- WORK TO DO -
Within the records that follow, find every line containing the string "Cursos". Copy those lines.

- INFORMATION GIVEN -
◆ ◆ ◆

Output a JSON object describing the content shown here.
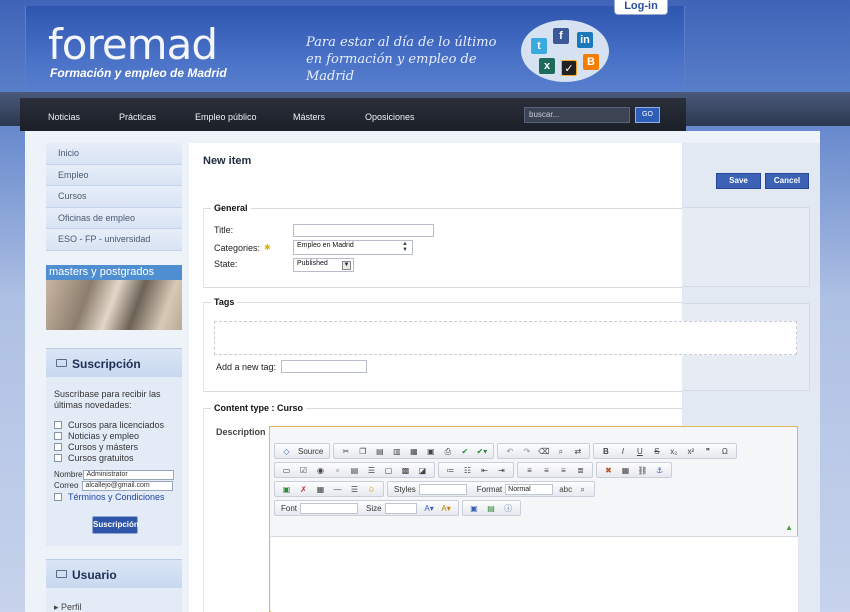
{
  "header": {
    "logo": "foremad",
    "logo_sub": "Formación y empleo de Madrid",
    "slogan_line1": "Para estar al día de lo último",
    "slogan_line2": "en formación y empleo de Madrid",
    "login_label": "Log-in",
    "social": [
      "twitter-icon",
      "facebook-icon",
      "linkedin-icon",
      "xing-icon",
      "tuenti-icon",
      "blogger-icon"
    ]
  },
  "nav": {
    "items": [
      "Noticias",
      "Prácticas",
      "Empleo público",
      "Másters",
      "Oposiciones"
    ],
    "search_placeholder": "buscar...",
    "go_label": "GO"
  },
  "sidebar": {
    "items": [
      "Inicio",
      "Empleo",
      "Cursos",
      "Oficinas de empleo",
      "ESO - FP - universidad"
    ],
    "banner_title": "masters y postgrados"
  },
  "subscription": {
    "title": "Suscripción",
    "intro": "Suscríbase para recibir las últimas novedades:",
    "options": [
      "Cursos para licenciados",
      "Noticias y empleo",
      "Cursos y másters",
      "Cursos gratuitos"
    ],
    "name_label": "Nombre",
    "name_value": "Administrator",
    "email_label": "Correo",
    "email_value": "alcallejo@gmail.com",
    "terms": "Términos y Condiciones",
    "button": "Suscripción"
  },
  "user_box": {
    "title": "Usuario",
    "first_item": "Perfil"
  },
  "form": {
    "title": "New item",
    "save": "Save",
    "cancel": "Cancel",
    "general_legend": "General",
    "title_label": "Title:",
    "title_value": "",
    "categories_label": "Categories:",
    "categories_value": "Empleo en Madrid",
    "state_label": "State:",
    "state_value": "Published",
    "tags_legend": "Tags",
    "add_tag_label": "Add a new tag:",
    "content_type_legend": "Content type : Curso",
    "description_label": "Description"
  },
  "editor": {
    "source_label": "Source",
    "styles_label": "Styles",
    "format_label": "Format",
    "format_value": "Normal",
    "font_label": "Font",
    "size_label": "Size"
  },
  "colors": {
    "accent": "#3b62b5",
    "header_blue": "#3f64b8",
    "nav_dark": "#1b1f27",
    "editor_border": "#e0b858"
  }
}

◆ ◆ ◆

- SOLUTION FOR THIS TASK -
      "Cursos",
      "Cursos para licenciados",
      "Cursos y másters",
      "Cursos gratuitos"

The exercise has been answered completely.